Records from a dataset:
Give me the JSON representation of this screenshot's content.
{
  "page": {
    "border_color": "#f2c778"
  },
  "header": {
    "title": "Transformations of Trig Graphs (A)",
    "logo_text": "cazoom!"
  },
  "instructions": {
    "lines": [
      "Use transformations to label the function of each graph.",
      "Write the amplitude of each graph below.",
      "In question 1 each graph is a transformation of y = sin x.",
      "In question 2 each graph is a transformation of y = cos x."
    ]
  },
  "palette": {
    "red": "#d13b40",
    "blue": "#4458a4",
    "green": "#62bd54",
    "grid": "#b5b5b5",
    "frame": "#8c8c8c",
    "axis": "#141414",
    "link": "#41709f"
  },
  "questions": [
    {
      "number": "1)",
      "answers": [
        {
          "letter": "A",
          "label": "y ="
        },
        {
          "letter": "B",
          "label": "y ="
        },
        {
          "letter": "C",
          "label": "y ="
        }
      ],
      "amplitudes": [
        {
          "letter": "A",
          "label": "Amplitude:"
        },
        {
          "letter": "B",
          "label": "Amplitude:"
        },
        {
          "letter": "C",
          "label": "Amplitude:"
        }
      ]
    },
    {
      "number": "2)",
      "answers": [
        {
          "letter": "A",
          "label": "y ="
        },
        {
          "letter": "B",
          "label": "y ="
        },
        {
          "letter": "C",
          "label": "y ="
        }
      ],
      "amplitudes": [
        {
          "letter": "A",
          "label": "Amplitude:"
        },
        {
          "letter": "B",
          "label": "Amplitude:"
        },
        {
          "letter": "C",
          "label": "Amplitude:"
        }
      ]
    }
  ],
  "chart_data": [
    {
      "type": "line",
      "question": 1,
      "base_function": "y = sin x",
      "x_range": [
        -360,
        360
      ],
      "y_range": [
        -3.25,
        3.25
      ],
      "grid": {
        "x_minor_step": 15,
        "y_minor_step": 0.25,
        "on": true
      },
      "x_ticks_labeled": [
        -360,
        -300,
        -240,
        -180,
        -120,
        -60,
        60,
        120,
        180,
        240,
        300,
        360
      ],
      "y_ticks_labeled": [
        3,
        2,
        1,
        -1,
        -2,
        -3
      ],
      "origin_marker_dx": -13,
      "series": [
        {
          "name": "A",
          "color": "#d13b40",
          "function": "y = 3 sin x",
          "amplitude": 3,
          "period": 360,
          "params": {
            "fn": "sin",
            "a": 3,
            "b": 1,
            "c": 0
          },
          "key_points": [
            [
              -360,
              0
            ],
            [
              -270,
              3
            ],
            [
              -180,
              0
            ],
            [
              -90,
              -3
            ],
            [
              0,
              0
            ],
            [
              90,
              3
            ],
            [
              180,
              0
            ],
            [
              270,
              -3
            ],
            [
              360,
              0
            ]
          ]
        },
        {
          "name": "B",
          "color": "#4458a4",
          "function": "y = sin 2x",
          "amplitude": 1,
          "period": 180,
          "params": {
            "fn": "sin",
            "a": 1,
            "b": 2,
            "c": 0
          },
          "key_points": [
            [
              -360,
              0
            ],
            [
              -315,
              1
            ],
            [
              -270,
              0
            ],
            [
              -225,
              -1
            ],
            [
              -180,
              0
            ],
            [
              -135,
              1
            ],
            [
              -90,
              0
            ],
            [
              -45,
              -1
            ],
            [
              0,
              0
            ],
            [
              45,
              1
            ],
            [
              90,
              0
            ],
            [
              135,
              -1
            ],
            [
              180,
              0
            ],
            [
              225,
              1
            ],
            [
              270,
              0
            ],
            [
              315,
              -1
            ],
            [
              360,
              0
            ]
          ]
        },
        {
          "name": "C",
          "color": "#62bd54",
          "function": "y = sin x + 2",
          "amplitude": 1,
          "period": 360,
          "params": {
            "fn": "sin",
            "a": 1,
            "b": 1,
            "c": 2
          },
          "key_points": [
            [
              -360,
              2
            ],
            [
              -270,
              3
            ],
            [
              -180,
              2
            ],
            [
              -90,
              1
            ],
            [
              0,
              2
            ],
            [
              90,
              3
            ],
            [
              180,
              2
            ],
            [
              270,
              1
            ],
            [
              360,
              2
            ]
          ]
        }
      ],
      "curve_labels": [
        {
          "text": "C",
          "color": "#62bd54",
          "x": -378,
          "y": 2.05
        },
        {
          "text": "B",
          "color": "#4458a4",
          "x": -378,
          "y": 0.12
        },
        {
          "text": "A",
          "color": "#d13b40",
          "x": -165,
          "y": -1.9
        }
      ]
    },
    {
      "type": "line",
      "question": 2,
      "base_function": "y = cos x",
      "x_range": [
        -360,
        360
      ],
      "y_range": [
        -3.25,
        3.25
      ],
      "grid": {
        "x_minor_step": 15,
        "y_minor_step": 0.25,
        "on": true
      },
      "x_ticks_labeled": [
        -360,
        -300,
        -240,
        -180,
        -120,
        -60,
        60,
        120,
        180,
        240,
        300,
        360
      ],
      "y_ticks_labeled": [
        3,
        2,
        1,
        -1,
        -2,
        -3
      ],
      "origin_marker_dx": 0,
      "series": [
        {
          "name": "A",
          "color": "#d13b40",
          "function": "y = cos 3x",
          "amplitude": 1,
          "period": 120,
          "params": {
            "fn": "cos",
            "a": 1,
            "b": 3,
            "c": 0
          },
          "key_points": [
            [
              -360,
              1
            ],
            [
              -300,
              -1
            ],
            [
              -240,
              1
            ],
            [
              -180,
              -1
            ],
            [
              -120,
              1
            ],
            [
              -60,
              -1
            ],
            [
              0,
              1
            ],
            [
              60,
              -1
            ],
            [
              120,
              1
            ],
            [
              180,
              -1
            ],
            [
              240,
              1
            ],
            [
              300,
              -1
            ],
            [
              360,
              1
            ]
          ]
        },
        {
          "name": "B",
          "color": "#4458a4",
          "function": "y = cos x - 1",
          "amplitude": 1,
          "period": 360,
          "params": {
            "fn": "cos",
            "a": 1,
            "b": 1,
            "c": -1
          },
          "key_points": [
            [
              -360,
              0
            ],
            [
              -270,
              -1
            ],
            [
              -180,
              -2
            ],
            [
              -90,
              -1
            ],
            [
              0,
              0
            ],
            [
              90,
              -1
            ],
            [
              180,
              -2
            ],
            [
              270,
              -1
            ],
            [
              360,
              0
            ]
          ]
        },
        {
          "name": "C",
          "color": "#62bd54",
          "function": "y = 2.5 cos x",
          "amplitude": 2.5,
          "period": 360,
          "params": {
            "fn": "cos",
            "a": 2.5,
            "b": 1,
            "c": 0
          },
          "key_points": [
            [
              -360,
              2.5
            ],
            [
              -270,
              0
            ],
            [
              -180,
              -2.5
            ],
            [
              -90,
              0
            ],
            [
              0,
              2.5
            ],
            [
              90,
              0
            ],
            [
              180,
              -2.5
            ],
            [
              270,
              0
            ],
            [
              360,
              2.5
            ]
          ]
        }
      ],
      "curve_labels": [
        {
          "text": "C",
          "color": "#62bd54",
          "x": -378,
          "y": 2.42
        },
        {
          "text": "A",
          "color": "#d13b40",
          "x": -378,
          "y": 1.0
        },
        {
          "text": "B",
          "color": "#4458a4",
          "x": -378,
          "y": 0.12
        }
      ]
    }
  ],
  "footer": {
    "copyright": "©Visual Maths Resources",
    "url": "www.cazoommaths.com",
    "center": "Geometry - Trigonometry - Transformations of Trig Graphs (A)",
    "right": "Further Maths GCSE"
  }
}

- **DESCRIPTION OF THE TASK**
Retype the listing. Match it exactly.

- **ANSWER TO THIS TASK**
Give me the JSON representation of this screenshot's content.
{
  "page": {
    "border_color": "#f2c778"
  },
  "header": {
    "title": "Transformations of Trig Graphs (A)",
    "logo_text": "cazoom!"
  },
  "instructions": {
    "lines": [
      "Use transformations to label the function of each graph.",
      "Write the amplitude of each graph below.",
      "In question 1 each graph is a transformation of y = sin x.",
      "In question 2 each graph is a transformation of y = cos x."
    ]
  },
  "palette": {
    "red": "#d13b40",
    "blue": "#4458a4",
    "green": "#62bd54",
    "grid": "#b5b5b5",
    "frame": "#8c8c8c",
    "axis": "#141414",
    "link": "#41709f"
  },
  "questions": [
    {
      "number": "1)",
      "answers": [
        {
          "letter": "A",
          "label": "y ="
        },
        {
          "letter": "B",
          "label": "y ="
        },
        {
          "letter": "C",
          "label": "y ="
        }
      ],
      "amplitudes": [
        {
          "letter": "A",
          "label": "Amplitude:"
        },
        {
          "letter": "B",
          "label": "Amplitude:"
        },
        {
          "letter": "C",
          "label": "Amplitude:"
        }
      ]
    },
    {
      "number": "2)",
      "answers": [
        {
          "letter": "A",
          "label": "y ="
        },
        {
          "letter": "B",
          "label": "y ="
        },
        {
          "letter": "C",
          "label": "y ="
        }
      ],
      "amplitudes": [
        {
          "letter": "A",
          "label": "Amplitude:"
        },
        {
          "letter": "B",
          "label": "Amplitude:"
        },
        {
          "letter": "C",
          "label": "Amplitude:"
        }
      ]
    }
  ],
  "chart_data": [
    {
      "type": "line",
      "question": 1,
      "base_function": "y = sin x",
      "x_range": [
        -360,
        360
      ],
      "y_range": [
        -3.25,
        3.25
      ],
      "grid": {
        "x_minor_step": 15,
        "y_minor_step": 0.25,
        "on": true
      },
      "x_ticks_labeled": [
        -360,
        -300,
        -240,
        -180,
        -120,
        -60,
        60,
        120,
        180,
        240,
        300,
        360
      ],
      "y_ticks_labeled": [
        3,
        2,
        1,
        -1,
        -2,
        -3
      ],
      "origin_marker_dx": -13,
      "series": [
        {
          "name": "A",
          "color": "#d13b40",
          "function": "y = 3 sin x",
          "amplitude": 3,
          "period": 360,
          "params": {
            "fn": "sin",
            "a": 3,
            "b": 1,
            "c": 0
          },
          "key_points": [
            [
              -360,
              0
            ],
            [
              -270,
              3
            ],
            [
              -180,
              0
            ],
            [
              -90,
              -3
            ],
            [
              0,
              0
            ],
            [
              90,
              3
            ],
            [
              180,
              0
            ],
            [
              270,
              -3
            ],
            [
              360,
              0
            ]
          ]
        },
        {
          "name": "B",
          "color": "#4458a4",
          "function": "y = sin 2x",
          "amplitude": 1,
          "period": 180,
          "params": {
            "fn": "sin",
            "a": 1,
            "b": 2,
            "c": 0
          },
          "key_points": [
            [
              -360,
              0
            ],
            [
              -315,
              1
            ],
            [
              -270,
              0
            ],
            [
              -225,
              -1
            ],
            [
              -180,
              0
            ],
            [
              -135,
              1
            ],
            [
              -90,
              0
            ],
            [
              -45,
              -1
            ],
            [
              0,
              0
            ],
            [
              45,
              1
            ],
            [
              90,
              0
            ],
            [
              135,
              -1
            ],
            [
              180,
              0
            ],
            [
              225,
              1
            ],
            [
              270,
              0
            ],
            [
              315,
              -1
            ],
            [
              360,
              0
            ]
          ]
        },
        {
          "name": "C",
          "color": "#62bd54",
          "function": "y = sin x + 2",
          "amplitude": 1,
          "period": 360,
          "params": {
            "fn": "sin",
            "a": 1,
            "b": 1,
            "c": 2
          },
          "key_points": [
            [
              -360,
              2
            ],
            [
              -270,
              3
            ],
            [
              -180,
              2
            ],
            [
              -90,
              1
            ],
            [
              0,
              2
            ],
            [
              90,
              3
            ],
            [
              180,
              2
            ],
            [
              270,
              1
            ],
            [
              360,
              2
            ]
          ]
        }
      ],
      "curve_labels": [
        {
          "text": "C",
          "color": "#62bd54",
          "x": -378,
          "y": 2.05
        },
        {
          "text": "B",
          "color": "#4458a4",
          "x": -378,
          "y": 0.12
        },
        {
          "text": "A",
          "color": "#d13b40",
          "x": -165,
          "y": -1.9
        }
      ]
    },
    {
      "type": "line",
      "question": 2,
      "base_function": "y = cos x",
      "x_range": [
        -360,
        360
      ],
      "y_range": [
        -3.25,
        3.25
      ],
      "grid": {
        "x_minor_step": 15,
        "y_minor_step": 0.25,
        "on": true
      },
      "x_ticks_labeled": [
        -360,
        -300,
        -240,
        -180,
        -120,
        -60,
        60,
        120,
        180,
        240,
        300,
        360
      ],
      "y_ticks_labeled": [
        3,
        2,
        1,
        -1,
        -2,
        -3
      ],
      "origin_marker_dx": 0,
      "series": [
        {
          "name": "A",
          "color": "#d13b40",
          "function": "y = cos 3x",
          "amplitude": 1,
          "period": 120,
          "params": {
            "fn": "cos",
            "a": 1,
            "b": 3,
            "c": 0
          },
          "key_points": [
            [
              -360,
              1
            ],
            [
              -300,
              -1
            ],
            [
              -240,
              1
            ],
            [
              -180,
              -1
            ],
            [
              -120,
              1
            ],
            [
              -60,
              -1
            ],
            [
              0,
              1
            ],
            [
              60,
              -1
            ],
            [
              120,
              1
            ],
            [
              180,
              -1
            ],
            [
              240,
              1
            ],
            [
              300,
              -1
            ],
            [
              360,
              1
            ]
          ]
        },
        {
          "name": "B",
          "color": "#4458a4",
          "function": "y = cos x - 1",
          "amplitude": 1,
          "period": 360,
          "params": {
            "fn": "cos",
            "a": 1,
            "b": 1,
            "c": -1
          },
          "key_points": [
            [
              -360,
              0
            ],
            [
              -270,
              -1
            ],
            [
              -180,
              -2
            ],
            [
              -90,
              -1
            ],
            [
              0,
              0
            ],
            [
              90,
              -1
            ],
            [
              180,
              -2
            ],
            [
              270,
              -1
            ],
            [
              360,
              0
            ]
          ]
        },
        {
          "name": "C",
          "color": "#62bd54",
          "function": "y = 2.5 cos x",
          "amplitude": 2.5,
          "period": 360,
          "params": {
            "fn": "cos",
            "a": 2.5,
            "b": 1,
            "c": 0
          },
          "key_points": [
            [
              -360,
              2.5
            ],
            [
              -270,
              0
            ],
            [
              -180,
              -2.5
            ],
            [
              -90,
              0
            ],
            [
              0,
              2.5
            ],
            [
              90,
              0
            ],
            [
              180,
              -2.5
            ],
            [
              270,
              0
            ],
            [
              360,
              2.5
            ]
          ]
        }
      ],
      "curve_labels": [
        {
          "text": "C",
          "color": "#62bd54",
          "x": -378,
          "y": 2.42
        },
        {
          "text": "A",
          "color": "#d13b40",
          "x": -378,
          "y": 1.0
        },
        {
          "text": "B",
          "color": "#4458a4",
          "x": -378,
          "y": 0.12
        }
      ]
    }
  ],
  "footer": {
    "copyright": "©Visual Maths Resources",
    "url": "www.cazoommaths.com",
    "center": "Geometry - Trigonometry - Transformations of Trig Graphs (A)",
    "right": "Further Maths GCSE"
  }
}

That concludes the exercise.